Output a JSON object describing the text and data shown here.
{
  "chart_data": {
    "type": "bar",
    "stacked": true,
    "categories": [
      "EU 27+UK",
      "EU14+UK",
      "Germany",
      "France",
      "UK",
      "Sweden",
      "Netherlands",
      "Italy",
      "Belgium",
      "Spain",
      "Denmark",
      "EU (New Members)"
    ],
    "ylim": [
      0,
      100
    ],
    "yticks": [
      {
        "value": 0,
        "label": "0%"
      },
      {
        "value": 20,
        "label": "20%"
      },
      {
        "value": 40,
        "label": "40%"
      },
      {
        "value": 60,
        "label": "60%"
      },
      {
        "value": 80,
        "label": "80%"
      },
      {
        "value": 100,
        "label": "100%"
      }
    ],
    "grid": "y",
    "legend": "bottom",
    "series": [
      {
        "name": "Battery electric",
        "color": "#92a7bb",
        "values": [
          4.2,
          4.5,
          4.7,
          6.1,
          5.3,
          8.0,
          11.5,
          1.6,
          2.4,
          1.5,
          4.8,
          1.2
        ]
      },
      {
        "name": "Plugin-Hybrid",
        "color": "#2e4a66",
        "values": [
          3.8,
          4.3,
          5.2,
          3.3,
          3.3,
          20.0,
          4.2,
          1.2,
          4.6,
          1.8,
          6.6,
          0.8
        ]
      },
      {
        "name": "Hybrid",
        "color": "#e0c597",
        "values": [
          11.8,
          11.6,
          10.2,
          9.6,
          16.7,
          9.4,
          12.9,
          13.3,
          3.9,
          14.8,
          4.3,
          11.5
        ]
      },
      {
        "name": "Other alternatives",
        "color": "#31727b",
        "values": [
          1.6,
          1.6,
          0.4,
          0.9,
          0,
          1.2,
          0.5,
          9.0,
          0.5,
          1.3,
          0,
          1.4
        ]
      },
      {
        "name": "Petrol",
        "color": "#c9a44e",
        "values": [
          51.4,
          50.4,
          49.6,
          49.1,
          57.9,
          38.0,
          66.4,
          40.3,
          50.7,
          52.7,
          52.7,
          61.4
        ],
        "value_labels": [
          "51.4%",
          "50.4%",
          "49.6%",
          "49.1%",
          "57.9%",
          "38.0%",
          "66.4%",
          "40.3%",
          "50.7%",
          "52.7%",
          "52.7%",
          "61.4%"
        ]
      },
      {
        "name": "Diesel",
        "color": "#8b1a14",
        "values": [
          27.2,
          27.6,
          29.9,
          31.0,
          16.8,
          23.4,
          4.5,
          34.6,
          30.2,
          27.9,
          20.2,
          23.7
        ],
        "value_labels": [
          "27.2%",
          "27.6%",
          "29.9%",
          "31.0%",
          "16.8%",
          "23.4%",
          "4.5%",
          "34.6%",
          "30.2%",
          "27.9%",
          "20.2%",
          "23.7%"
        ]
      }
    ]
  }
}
┄┄┄┄┄┄┄┄┄┄┄┄┄┄┄┄┄┄┄┄
→ Exercise prompt:
Which lines hold the word "color"? Return all of them from the records above.

→ Problem solution:
        "color": "#92a7bb",
        "color": "#2e4a66",
        "color": "#e0c597",
        "color": "#31727b",
        "color": "#c9a44e",
        "color": "#8b1a14",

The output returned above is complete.